**WHAT YOU NEED TO DO**
Repeat the listing in full, exactly as it stands.

**MATERIAL SHOWN**
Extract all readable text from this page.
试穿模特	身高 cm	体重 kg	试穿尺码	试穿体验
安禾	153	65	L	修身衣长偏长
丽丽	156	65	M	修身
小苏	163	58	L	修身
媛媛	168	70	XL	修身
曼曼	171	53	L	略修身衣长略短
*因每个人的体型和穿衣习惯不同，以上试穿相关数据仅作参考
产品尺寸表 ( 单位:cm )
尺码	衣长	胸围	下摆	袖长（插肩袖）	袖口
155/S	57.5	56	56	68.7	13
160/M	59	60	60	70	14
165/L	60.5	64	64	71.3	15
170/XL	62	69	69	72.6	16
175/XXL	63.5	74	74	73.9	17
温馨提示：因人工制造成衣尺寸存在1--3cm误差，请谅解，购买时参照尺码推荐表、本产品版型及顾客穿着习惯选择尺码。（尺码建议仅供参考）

**ANSWER TO THE TASK**
Extract all readable text from this page.
试穿模特	身高 cm	体重 kg	试穿尺码	试穿体验
安禾	153	65	L	修身衣长偏长
丽丽	156	65	M	修身
小苏	163	58	L	修身
媛媛	168	70	XL	修身
曼曼	171	53	L	略修身衣长略短
*因每个人的体型和穿衣习惯不同，以上试穿相关数据仅作参考
产品尺寸表 ( 单位:cm )
尺码	衣长	胸围	下摆	袖长（插肩袖）	袖口
155/S	57.5	56	56	68.7	13
160/M	59	60	60	70	14
165/L	60.5	64	64	71.3	15
170/XL	62	69	69	72.6	16
175/XXL	63.5	74	74	73.9	17
温馨提示：因人工制造成衣尺寸存在1--3cm误差，请谅解，购买时参照尺码推荐表、本产品版型及顾客穿着习惯选择尺码。（尺码建议仅供参考）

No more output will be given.